> _JOB_: Each line in the entries below that holds the string "ylabel" is to be listed.

> _MATERIAL PROVIDED_:
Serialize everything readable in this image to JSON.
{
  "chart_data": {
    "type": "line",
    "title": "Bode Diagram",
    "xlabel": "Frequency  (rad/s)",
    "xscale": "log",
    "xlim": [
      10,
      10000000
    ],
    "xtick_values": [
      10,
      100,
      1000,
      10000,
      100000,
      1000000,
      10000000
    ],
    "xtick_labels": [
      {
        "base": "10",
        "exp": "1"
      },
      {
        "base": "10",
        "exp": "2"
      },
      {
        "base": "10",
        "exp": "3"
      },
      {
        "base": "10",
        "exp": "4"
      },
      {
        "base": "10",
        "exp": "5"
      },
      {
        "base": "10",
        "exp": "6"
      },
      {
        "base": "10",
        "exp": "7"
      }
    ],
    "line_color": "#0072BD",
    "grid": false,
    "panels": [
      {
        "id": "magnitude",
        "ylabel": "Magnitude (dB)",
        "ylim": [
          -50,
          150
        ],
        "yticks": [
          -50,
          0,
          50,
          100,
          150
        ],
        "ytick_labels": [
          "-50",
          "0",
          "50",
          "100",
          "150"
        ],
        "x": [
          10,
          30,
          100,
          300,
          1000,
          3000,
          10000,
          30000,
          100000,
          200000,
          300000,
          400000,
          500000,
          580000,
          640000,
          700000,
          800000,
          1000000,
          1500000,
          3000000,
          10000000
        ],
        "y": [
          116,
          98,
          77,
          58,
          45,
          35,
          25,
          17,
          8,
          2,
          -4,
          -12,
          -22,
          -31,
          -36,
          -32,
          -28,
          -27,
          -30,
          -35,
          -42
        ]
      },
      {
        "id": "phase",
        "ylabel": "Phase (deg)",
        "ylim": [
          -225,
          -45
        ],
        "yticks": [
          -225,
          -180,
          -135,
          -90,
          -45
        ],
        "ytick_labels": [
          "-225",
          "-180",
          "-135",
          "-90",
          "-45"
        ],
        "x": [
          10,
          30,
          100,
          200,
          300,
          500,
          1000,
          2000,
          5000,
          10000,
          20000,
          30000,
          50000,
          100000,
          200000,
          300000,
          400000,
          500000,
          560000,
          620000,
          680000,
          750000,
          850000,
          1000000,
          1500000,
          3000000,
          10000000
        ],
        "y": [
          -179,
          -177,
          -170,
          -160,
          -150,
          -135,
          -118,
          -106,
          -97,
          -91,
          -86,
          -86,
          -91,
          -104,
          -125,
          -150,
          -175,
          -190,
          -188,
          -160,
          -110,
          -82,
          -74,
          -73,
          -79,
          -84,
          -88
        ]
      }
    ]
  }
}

> _CORRECT RESULT_:
        "ylabel": "Magnitude (dB)",
        "ylabel": "Phase (deg)",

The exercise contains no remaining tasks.